### WHAT THIS TASK INVOLVES
From the entries that follow, extract each line holding the string "category".

-------- EXCERPTED DATA

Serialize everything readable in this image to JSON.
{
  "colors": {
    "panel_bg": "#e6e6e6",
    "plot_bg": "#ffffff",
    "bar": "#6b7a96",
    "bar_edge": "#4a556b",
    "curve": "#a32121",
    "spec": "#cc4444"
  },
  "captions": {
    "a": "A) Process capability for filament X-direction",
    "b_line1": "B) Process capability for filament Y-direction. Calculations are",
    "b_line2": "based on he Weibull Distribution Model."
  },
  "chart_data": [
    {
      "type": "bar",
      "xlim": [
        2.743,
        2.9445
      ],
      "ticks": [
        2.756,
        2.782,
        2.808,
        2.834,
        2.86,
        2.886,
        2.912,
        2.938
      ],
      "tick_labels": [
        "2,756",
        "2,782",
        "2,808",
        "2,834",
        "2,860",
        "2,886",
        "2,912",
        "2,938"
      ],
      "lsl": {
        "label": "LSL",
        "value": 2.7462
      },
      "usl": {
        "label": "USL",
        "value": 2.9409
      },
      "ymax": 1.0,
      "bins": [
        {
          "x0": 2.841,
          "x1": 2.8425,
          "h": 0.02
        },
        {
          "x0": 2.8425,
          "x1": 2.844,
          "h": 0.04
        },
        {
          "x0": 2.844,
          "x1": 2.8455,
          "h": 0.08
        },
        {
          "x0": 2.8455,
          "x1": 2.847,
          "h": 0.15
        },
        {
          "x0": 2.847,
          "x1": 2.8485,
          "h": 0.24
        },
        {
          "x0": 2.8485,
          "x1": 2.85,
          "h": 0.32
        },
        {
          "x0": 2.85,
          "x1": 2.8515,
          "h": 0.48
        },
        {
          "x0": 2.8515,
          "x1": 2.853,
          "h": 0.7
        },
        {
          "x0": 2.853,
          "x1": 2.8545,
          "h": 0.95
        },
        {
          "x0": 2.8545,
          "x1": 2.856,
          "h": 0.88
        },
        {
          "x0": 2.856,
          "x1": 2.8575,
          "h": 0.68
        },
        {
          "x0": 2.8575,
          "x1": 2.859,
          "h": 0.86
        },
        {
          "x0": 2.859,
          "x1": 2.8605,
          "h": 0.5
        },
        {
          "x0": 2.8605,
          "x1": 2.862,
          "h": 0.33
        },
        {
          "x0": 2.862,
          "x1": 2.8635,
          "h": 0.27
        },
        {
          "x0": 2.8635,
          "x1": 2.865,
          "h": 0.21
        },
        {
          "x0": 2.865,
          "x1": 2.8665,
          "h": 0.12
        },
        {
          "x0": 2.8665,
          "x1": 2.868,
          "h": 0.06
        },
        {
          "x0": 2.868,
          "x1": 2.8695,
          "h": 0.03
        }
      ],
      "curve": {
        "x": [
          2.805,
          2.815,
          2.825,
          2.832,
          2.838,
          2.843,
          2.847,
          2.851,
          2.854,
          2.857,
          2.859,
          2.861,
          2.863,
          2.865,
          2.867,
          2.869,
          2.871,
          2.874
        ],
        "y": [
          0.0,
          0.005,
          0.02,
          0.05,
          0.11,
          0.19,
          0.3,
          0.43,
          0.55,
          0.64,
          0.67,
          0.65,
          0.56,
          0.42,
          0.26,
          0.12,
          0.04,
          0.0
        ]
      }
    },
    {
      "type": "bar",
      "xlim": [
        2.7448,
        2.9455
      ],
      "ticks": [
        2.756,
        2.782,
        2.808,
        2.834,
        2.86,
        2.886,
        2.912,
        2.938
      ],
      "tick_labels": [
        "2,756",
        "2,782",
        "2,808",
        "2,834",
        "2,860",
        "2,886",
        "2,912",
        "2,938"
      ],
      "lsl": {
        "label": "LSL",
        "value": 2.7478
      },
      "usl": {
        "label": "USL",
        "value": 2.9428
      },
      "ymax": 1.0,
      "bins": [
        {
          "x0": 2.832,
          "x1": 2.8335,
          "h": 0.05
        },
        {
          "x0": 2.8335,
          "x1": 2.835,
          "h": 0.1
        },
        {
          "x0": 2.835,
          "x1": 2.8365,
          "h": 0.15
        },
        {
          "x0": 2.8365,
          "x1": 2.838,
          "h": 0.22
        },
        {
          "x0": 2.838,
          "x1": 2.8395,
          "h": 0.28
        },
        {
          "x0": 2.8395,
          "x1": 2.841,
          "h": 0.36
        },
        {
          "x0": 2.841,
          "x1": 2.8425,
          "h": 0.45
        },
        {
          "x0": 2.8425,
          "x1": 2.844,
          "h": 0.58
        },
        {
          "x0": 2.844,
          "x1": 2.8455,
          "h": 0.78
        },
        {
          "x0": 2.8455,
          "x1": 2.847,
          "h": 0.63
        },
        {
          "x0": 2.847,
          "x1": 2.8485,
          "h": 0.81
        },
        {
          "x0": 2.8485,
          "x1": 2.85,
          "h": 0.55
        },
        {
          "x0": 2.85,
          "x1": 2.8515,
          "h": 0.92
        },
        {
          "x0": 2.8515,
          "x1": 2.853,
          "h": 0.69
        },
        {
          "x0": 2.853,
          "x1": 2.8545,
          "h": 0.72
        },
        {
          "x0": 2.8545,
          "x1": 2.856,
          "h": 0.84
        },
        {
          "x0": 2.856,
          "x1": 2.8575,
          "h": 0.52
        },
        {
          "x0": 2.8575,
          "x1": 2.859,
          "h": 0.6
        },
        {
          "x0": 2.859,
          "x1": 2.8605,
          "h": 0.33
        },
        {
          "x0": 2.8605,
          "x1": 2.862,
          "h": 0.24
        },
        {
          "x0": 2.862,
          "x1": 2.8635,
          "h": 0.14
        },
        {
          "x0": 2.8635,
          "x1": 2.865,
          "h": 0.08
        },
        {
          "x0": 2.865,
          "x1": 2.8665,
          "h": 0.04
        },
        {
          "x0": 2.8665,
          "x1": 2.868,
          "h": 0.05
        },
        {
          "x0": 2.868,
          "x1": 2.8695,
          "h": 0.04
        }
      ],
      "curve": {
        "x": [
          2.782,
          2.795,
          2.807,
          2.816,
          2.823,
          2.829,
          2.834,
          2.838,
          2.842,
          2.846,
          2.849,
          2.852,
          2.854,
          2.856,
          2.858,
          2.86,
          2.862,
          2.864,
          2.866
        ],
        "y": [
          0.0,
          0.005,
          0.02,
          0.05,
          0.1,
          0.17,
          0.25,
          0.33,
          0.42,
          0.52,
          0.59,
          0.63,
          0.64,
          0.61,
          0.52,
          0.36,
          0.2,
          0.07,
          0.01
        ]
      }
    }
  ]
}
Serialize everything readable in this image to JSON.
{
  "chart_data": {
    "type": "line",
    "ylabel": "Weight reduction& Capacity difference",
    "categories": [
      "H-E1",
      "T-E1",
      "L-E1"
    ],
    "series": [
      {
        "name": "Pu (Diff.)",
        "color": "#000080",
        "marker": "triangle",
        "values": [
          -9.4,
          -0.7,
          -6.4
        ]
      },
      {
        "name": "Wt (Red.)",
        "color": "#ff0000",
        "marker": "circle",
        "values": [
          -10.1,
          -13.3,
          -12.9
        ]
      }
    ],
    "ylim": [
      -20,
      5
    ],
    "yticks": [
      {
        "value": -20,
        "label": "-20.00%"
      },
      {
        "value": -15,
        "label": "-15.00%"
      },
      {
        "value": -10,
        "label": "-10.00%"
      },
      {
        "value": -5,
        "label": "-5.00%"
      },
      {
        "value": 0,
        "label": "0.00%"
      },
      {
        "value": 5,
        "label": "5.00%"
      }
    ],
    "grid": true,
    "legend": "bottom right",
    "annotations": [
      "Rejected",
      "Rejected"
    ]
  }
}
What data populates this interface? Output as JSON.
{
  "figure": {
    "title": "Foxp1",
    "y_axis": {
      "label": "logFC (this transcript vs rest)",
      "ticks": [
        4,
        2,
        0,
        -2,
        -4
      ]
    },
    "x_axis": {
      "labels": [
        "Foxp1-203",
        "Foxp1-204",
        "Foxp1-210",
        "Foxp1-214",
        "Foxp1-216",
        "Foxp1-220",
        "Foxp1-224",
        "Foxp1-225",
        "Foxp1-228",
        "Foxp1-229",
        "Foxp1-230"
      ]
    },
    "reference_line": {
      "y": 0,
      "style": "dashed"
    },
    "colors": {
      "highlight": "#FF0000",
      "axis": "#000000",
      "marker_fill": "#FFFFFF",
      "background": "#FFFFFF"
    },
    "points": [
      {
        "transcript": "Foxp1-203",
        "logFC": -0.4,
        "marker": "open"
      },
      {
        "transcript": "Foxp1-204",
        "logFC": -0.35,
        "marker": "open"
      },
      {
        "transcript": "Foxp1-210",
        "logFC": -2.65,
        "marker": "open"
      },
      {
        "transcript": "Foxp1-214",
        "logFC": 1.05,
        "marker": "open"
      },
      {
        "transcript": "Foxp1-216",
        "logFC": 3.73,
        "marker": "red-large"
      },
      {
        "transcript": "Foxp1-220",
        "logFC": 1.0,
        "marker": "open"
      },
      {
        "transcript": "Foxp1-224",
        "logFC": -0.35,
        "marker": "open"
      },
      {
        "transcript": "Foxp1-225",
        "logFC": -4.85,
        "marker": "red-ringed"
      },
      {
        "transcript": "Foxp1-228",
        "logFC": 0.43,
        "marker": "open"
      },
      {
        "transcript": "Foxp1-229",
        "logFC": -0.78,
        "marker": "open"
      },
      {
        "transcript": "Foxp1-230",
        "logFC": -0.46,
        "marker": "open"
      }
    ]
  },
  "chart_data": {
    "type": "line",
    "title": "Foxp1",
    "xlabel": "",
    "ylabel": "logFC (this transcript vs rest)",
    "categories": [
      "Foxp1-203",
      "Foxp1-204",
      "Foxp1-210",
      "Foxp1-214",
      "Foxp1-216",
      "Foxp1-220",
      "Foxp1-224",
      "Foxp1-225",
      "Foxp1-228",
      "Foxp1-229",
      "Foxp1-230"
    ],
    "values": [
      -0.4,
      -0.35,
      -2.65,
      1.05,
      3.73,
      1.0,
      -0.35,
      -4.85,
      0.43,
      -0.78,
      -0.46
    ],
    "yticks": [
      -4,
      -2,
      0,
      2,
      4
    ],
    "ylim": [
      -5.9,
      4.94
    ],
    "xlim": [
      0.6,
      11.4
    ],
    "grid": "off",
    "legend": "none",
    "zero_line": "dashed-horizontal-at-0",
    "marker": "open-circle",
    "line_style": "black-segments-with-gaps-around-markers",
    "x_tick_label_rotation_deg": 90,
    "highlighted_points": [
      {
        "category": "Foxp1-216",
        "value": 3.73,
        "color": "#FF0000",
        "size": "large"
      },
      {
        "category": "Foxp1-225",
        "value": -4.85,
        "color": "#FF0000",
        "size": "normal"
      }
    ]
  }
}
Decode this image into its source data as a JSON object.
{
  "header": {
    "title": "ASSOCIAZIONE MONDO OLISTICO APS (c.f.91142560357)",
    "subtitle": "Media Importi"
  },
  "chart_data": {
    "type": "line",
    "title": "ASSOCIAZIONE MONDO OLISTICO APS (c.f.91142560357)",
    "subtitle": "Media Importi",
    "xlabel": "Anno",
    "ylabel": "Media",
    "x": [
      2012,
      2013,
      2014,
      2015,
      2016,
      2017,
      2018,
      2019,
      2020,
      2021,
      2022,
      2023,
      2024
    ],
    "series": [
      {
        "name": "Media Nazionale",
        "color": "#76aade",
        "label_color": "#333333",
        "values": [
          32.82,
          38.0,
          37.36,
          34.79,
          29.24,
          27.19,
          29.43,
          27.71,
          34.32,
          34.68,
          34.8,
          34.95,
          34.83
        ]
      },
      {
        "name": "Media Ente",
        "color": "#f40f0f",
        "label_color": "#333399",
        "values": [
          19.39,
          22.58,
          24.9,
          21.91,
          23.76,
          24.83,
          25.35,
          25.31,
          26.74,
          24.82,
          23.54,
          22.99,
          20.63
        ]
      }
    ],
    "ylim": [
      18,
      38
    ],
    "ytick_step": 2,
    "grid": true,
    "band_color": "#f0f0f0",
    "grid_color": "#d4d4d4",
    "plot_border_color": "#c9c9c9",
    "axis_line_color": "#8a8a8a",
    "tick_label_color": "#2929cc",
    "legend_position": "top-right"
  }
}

----------------

### WRITTEN ANSWER
        "category": "Foxp1-216",
        "category": "Foxp1-225",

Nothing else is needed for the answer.